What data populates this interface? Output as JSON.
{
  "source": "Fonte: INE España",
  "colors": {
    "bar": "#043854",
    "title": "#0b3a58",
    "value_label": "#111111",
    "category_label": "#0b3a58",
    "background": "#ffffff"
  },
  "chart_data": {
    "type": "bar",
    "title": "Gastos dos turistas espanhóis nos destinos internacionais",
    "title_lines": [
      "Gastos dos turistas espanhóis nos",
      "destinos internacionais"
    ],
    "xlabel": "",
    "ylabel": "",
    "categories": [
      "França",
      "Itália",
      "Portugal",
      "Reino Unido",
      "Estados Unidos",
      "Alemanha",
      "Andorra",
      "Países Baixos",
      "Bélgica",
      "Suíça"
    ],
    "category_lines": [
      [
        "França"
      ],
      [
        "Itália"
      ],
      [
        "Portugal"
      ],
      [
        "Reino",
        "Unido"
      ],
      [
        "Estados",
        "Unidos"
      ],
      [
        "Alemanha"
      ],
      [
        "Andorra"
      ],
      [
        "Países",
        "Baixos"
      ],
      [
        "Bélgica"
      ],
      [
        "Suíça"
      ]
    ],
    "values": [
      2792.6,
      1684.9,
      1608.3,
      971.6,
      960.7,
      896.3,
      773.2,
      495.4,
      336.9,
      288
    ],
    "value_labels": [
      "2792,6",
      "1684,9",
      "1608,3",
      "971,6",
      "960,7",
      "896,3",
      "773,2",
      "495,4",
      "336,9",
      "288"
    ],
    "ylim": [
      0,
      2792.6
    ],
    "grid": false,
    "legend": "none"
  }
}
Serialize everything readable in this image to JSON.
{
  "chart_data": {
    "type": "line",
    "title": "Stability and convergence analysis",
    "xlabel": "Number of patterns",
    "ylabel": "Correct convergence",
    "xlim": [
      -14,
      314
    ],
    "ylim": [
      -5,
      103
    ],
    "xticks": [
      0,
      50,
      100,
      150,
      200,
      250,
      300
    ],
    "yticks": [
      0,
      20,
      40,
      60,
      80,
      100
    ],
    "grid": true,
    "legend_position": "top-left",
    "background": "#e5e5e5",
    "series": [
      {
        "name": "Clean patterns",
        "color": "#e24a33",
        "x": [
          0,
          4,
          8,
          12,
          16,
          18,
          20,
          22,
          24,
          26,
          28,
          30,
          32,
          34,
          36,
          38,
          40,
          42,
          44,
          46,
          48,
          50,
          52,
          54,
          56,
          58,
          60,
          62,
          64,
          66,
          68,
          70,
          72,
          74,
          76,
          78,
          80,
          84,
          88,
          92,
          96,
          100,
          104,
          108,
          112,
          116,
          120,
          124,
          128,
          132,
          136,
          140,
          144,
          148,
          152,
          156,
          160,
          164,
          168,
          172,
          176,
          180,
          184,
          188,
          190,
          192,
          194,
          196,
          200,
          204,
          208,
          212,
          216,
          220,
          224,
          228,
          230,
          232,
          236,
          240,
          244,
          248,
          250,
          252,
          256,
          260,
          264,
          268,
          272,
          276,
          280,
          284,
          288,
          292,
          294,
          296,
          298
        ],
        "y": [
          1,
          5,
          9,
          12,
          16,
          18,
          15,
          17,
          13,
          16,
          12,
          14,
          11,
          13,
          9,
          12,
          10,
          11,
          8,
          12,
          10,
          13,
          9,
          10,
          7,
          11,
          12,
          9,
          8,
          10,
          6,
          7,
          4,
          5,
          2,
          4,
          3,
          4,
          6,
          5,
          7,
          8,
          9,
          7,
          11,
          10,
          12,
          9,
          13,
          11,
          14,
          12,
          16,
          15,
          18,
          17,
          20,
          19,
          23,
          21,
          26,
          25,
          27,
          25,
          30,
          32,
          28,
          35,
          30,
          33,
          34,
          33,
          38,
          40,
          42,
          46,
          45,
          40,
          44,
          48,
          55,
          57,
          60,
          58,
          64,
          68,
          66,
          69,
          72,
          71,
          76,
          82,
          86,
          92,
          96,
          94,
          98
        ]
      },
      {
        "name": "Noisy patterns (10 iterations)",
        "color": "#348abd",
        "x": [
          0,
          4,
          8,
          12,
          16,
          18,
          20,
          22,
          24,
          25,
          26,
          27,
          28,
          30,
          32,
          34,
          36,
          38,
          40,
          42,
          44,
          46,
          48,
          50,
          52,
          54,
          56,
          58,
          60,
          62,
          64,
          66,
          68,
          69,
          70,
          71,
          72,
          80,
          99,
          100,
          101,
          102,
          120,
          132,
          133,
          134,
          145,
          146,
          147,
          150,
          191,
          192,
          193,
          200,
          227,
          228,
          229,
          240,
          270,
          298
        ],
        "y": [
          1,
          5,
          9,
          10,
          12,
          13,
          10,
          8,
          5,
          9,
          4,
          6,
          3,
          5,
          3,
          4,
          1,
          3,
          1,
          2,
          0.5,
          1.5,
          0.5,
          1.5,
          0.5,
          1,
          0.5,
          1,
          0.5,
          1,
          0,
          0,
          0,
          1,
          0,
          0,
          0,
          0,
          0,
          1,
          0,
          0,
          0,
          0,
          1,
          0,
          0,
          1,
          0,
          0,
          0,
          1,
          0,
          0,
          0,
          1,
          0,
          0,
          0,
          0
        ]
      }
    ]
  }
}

DIRECTIONS
Answer with one number only: how many lines above contain the word "internacionais".

TASK RESPONSE
2